● Description of the task
Pick out every line holding the string "this" and copy it.

□ □ □ □ □ □ □

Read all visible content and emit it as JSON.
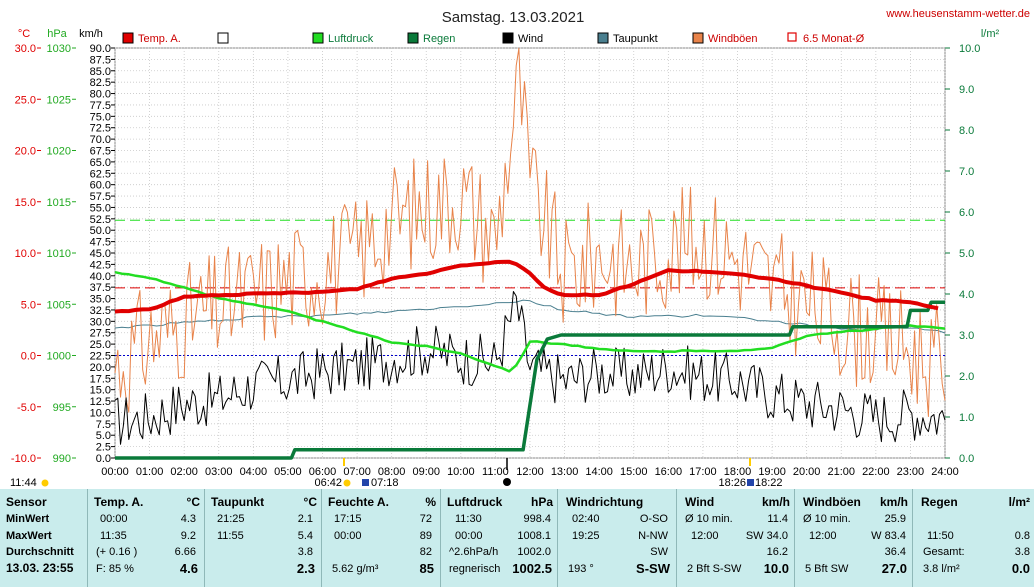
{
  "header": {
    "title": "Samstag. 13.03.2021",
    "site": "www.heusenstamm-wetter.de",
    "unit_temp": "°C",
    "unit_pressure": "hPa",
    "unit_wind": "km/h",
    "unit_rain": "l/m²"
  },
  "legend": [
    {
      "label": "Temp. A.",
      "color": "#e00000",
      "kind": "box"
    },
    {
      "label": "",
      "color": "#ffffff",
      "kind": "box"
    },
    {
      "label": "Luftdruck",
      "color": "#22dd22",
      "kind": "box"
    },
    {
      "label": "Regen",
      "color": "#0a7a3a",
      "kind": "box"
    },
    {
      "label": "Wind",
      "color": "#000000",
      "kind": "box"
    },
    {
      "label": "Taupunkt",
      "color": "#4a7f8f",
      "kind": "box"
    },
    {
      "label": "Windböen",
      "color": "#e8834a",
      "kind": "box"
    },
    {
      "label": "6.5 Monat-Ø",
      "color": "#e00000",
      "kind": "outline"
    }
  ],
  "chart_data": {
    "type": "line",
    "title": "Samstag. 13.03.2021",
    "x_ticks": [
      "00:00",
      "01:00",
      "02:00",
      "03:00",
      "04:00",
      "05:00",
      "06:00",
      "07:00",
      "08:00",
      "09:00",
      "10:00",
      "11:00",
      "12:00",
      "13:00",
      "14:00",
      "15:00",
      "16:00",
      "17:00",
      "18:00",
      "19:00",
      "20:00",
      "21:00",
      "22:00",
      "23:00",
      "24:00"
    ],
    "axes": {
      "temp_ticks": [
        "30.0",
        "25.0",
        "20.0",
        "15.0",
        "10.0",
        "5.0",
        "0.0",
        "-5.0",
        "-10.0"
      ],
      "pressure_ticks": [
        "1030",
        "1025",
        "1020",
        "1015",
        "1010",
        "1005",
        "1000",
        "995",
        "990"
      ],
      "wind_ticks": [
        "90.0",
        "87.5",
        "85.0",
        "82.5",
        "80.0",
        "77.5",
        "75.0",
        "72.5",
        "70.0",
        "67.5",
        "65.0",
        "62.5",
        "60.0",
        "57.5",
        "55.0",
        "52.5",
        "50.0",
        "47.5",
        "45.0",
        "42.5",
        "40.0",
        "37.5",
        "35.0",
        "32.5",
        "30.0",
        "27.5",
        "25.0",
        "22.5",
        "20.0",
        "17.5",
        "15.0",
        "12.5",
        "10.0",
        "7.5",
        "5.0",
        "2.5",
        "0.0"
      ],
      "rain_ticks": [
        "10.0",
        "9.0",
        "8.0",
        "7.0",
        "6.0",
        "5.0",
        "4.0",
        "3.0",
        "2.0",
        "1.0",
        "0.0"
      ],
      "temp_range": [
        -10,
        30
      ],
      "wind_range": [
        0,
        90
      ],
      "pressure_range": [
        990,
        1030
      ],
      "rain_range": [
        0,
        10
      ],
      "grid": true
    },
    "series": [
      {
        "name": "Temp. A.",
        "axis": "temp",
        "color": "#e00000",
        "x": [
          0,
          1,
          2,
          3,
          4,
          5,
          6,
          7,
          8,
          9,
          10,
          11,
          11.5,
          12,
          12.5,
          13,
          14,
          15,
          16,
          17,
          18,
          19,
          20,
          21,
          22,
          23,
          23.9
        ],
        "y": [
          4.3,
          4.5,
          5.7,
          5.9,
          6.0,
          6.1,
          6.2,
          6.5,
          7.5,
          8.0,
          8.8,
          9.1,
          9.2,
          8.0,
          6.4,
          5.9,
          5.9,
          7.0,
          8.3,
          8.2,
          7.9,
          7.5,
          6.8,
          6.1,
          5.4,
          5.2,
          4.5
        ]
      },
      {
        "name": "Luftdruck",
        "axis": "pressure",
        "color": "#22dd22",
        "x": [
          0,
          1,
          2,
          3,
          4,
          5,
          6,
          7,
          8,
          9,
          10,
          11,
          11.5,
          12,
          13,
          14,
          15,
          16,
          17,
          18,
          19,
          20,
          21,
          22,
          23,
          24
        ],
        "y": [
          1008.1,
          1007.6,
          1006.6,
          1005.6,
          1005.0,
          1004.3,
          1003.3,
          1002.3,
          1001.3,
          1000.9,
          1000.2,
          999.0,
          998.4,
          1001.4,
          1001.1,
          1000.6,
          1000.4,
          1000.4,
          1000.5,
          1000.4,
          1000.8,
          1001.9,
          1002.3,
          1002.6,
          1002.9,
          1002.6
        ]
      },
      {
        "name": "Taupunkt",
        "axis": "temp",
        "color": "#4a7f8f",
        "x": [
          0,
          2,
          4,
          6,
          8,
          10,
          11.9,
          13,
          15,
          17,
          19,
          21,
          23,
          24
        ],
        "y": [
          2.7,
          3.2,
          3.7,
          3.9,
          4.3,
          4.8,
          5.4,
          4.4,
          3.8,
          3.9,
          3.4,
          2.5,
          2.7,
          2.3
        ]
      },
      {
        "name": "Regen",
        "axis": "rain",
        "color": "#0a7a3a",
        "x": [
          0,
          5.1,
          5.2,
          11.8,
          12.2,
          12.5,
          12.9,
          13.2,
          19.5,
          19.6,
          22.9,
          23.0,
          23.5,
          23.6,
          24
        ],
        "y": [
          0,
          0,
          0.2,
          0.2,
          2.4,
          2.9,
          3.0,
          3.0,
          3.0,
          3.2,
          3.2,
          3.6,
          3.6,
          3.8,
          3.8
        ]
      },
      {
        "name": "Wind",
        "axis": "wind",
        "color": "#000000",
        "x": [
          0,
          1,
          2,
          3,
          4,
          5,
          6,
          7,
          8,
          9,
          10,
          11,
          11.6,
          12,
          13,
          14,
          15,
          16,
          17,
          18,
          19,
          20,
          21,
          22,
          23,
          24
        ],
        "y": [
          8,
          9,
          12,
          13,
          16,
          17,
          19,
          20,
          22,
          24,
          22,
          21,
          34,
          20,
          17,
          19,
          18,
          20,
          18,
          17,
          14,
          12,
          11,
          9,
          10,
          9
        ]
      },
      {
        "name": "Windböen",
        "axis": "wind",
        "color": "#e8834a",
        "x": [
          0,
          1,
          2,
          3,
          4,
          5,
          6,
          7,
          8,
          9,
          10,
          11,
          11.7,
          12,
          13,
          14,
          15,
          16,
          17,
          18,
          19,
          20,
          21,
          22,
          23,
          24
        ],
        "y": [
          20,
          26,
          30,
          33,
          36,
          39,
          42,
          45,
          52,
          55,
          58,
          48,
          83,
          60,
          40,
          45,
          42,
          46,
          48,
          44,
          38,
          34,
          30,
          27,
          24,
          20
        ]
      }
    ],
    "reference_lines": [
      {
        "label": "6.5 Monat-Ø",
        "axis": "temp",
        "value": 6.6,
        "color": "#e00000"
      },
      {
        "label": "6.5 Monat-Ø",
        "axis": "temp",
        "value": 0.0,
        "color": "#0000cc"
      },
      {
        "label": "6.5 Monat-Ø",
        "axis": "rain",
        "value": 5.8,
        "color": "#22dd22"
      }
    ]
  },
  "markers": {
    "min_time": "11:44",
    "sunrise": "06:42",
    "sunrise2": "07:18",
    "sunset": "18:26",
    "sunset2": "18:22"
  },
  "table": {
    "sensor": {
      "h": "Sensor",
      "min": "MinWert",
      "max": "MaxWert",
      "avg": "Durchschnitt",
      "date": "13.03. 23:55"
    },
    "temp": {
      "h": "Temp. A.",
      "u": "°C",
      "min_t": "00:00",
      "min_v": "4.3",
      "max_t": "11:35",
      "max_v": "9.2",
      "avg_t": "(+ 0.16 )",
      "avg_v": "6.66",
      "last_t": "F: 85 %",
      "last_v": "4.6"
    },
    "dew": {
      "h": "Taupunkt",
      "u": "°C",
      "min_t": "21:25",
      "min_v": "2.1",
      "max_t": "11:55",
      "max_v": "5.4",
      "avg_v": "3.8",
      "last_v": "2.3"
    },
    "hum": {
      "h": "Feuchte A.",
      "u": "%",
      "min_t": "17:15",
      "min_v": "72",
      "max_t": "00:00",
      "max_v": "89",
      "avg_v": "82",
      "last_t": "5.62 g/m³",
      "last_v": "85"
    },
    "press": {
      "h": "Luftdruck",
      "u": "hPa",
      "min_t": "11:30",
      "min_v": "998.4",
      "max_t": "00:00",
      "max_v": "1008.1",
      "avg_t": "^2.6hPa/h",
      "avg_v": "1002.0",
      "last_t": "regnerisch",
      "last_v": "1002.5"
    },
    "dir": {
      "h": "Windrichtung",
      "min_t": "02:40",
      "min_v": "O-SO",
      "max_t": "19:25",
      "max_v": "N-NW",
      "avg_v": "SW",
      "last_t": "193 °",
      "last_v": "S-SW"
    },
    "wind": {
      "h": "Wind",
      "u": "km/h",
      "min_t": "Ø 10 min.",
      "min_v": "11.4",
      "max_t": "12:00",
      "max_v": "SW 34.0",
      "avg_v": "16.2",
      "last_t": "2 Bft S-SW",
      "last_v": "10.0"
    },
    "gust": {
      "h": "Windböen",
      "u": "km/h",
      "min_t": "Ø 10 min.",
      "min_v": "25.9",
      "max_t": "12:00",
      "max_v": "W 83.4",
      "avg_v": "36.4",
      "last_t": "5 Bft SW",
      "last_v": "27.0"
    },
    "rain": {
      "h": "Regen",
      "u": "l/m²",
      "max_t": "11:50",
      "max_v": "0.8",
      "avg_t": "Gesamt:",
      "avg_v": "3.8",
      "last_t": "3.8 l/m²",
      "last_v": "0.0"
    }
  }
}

□ □ □ □ □ □ □

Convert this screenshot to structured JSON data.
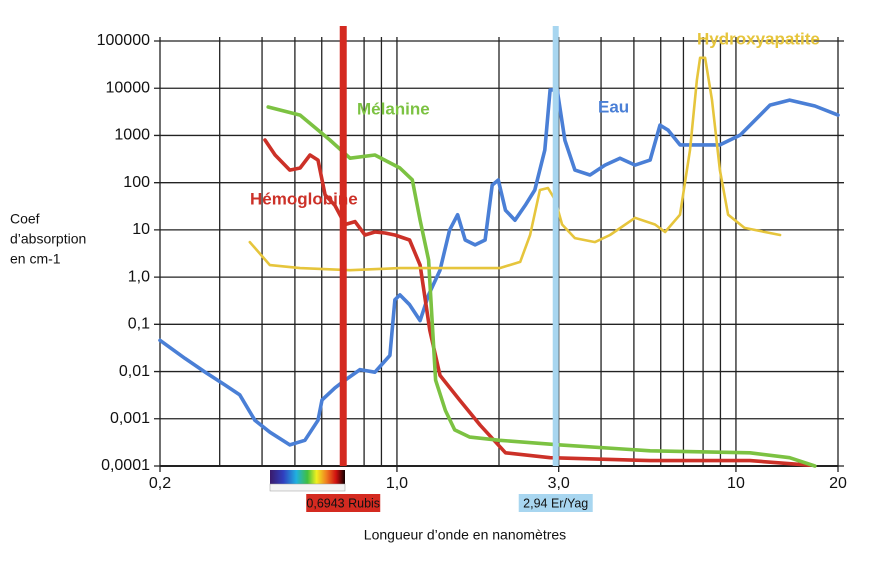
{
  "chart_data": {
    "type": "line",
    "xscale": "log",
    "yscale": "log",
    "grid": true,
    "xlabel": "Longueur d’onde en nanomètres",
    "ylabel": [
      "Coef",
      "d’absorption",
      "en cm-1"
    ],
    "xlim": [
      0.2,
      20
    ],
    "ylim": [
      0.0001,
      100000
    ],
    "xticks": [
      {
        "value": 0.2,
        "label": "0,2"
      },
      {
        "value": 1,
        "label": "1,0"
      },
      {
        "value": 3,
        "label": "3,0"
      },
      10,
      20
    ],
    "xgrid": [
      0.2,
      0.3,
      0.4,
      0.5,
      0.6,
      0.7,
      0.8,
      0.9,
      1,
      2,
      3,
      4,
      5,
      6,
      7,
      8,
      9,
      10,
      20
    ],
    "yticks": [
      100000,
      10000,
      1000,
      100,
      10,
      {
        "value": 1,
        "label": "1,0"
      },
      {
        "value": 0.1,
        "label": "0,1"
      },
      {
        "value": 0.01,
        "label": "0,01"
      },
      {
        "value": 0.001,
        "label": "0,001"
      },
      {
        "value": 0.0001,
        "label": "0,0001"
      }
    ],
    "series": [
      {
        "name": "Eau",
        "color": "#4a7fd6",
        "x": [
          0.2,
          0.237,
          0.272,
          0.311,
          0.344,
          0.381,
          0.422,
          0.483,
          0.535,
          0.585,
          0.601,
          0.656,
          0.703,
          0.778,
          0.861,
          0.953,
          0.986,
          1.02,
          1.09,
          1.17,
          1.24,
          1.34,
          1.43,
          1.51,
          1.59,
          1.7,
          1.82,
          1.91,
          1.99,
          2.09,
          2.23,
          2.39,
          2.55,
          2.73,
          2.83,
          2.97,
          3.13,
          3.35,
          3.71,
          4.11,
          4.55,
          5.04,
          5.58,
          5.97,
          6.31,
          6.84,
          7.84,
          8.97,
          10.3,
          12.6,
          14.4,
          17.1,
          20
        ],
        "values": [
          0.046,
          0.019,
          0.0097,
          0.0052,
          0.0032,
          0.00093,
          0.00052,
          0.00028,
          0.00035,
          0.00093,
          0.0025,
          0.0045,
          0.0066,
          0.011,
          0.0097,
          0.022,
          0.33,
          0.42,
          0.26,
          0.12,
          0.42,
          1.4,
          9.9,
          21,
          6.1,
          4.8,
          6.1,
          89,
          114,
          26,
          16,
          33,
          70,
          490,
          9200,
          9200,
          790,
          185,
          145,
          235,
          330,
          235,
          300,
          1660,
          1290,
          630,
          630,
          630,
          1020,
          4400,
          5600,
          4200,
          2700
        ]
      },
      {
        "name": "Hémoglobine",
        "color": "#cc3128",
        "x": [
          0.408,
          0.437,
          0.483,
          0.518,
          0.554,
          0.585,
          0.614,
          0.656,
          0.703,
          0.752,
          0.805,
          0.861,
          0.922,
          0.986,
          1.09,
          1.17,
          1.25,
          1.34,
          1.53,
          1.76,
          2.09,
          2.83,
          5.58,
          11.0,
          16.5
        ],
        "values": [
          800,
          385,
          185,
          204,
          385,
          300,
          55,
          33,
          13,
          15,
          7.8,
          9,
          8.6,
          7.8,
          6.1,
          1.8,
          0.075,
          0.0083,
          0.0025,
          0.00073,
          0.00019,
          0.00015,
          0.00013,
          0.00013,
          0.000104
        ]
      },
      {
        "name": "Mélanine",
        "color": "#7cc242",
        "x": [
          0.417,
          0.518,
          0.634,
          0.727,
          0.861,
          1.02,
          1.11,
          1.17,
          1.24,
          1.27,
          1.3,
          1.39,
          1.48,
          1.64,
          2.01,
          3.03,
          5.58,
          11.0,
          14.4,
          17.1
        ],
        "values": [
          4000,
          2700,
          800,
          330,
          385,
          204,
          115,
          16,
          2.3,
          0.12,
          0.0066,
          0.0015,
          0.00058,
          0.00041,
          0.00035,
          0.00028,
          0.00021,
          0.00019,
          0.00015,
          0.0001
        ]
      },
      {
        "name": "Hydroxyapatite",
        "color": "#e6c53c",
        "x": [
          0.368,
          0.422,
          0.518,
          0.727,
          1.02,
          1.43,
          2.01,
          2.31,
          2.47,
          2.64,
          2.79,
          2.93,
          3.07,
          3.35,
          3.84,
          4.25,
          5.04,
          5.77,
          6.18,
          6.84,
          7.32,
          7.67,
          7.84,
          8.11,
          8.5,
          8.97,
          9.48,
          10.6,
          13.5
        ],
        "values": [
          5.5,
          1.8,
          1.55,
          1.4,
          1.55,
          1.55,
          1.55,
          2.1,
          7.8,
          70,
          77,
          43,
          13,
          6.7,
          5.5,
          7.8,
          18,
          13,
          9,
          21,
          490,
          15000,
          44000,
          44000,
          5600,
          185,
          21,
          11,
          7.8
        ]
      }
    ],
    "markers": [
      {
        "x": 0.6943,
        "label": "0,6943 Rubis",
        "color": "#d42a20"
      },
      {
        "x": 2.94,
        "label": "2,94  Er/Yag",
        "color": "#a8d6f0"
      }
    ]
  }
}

□ □ □ □ □ □ □

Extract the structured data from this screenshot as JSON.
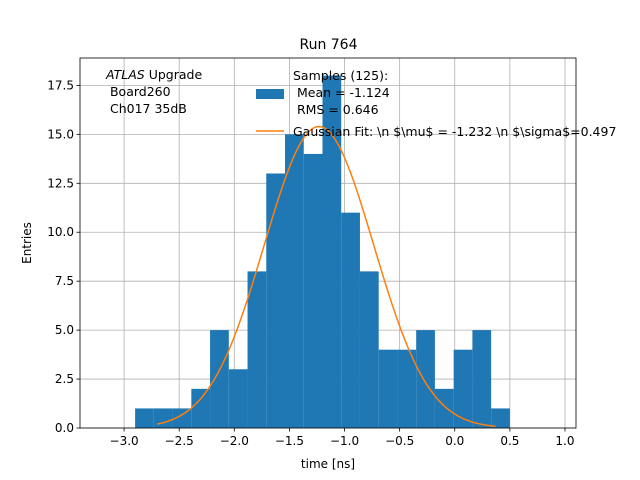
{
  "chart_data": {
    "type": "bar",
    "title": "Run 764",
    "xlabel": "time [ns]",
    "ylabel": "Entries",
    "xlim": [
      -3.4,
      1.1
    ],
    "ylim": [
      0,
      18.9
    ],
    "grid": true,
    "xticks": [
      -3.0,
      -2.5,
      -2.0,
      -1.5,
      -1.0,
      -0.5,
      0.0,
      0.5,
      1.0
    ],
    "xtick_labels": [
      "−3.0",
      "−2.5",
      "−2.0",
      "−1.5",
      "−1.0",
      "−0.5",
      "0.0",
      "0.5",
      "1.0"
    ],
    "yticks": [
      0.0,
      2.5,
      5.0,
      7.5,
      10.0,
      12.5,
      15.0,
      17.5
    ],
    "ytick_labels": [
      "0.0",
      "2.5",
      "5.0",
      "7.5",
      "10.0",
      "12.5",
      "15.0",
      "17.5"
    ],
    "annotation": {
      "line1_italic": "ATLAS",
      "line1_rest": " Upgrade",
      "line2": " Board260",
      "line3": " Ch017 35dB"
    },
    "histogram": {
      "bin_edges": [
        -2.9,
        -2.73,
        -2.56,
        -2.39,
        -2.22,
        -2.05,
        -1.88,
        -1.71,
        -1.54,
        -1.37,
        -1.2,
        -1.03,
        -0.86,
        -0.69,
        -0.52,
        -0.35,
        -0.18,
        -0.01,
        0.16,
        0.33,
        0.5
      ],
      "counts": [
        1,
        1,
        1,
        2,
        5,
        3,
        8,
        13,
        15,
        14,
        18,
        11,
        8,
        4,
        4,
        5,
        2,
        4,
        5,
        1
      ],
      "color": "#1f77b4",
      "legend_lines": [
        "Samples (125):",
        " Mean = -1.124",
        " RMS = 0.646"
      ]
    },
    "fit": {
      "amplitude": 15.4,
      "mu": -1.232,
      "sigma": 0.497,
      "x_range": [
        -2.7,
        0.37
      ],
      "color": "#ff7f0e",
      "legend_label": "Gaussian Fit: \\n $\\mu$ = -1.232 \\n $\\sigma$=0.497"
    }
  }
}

□ □ □ □ □ □ □

● In response
Convert this screenshot to structured JSON data.
Extract the structured data from this screenshot as JSON.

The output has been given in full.